-- Start Supplied records --

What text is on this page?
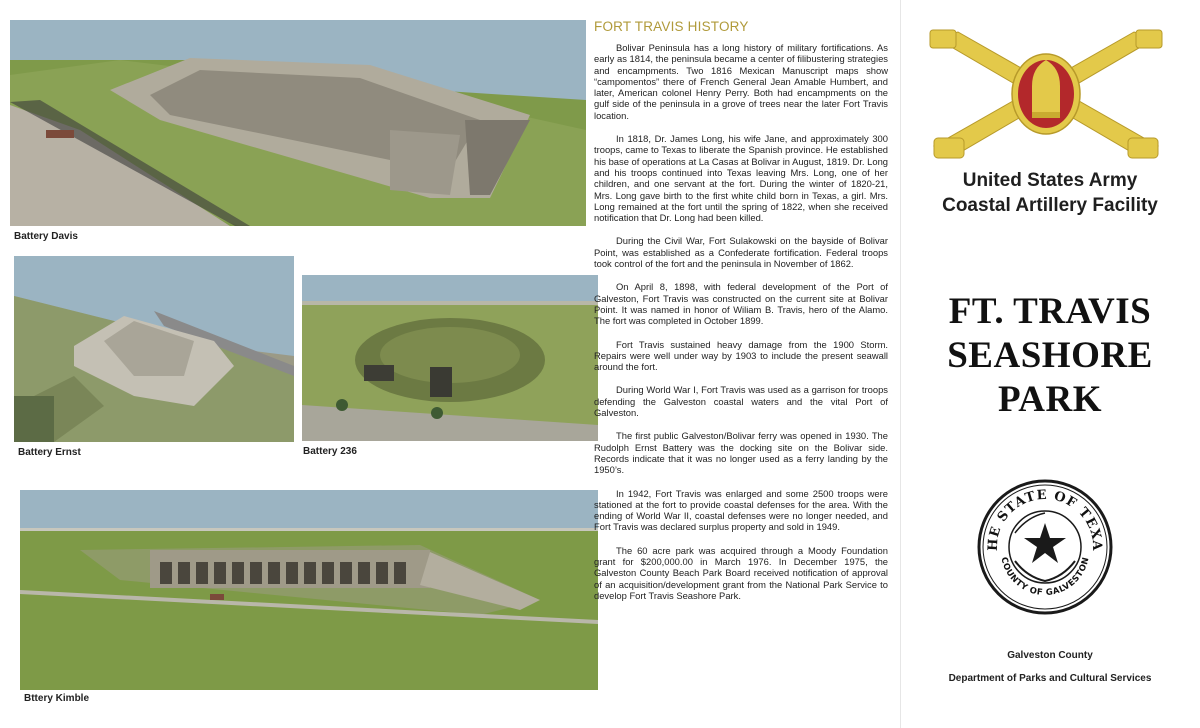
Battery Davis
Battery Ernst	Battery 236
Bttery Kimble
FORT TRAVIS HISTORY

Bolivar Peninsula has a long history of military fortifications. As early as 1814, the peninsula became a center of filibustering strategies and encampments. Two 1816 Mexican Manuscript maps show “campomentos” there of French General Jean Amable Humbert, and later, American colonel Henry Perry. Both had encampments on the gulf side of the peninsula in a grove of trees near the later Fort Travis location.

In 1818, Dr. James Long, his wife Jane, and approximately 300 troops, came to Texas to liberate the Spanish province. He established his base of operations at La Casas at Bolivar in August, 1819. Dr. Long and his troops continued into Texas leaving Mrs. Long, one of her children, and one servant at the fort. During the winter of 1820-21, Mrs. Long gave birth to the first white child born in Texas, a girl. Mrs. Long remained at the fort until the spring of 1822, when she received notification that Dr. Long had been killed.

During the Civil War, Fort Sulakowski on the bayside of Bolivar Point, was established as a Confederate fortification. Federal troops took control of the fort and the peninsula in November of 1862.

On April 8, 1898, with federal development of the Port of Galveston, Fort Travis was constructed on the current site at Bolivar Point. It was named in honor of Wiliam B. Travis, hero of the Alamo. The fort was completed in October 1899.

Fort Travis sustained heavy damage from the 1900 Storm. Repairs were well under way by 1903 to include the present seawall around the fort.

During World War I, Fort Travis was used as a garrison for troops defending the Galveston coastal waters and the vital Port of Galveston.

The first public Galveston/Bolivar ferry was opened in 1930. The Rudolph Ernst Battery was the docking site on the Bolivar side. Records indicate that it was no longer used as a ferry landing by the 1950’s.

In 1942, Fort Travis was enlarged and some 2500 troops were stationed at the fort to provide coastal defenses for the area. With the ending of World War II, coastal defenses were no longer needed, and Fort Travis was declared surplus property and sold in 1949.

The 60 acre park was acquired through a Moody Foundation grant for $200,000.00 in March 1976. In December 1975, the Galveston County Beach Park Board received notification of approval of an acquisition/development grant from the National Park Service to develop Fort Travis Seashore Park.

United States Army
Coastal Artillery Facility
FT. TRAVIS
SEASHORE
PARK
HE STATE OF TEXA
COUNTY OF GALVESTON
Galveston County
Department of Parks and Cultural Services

-- End Supplied records --
-- Start Supplied records --

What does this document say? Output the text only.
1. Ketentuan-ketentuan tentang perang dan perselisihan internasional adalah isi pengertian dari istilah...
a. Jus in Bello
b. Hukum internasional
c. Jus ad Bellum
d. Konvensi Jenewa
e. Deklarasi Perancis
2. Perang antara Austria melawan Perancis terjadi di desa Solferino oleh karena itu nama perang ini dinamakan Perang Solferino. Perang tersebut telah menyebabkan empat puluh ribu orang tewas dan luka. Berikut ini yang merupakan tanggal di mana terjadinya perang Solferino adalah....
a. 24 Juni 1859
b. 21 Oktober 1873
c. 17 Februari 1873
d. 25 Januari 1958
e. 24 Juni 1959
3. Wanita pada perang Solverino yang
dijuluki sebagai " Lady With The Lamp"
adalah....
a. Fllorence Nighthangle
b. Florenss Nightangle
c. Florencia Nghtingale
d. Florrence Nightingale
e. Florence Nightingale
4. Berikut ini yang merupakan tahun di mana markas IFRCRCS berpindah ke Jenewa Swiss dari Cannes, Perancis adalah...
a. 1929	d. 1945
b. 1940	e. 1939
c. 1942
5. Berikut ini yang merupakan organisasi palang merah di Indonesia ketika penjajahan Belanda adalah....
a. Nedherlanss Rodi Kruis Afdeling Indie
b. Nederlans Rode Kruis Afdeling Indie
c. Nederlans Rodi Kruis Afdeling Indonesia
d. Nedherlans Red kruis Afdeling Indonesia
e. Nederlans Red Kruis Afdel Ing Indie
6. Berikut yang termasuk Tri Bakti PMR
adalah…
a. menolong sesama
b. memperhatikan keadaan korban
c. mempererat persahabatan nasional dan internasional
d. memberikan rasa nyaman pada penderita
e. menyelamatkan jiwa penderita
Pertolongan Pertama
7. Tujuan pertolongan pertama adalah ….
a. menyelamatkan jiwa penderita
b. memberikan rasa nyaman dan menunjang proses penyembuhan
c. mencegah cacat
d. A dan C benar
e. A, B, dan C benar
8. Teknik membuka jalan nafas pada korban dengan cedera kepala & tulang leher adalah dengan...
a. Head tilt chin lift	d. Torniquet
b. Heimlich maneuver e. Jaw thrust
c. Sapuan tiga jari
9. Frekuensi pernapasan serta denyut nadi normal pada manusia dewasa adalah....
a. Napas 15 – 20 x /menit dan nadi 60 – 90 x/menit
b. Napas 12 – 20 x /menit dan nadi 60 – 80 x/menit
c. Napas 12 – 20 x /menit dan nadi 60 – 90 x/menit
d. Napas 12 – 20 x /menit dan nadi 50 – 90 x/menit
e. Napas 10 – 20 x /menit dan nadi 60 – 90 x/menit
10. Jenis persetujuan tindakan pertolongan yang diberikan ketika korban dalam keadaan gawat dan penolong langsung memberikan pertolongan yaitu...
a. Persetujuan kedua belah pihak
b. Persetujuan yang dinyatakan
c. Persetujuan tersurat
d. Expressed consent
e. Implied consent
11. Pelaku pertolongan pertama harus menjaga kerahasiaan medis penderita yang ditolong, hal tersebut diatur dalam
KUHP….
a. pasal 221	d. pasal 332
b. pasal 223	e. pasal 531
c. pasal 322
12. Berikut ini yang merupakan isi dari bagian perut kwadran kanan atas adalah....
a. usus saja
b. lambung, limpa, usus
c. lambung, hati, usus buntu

-- End Supplied records --

→ Do this:
Across the material above, count every line holding "development" and write down only the number.

→ Answer to the problem:
2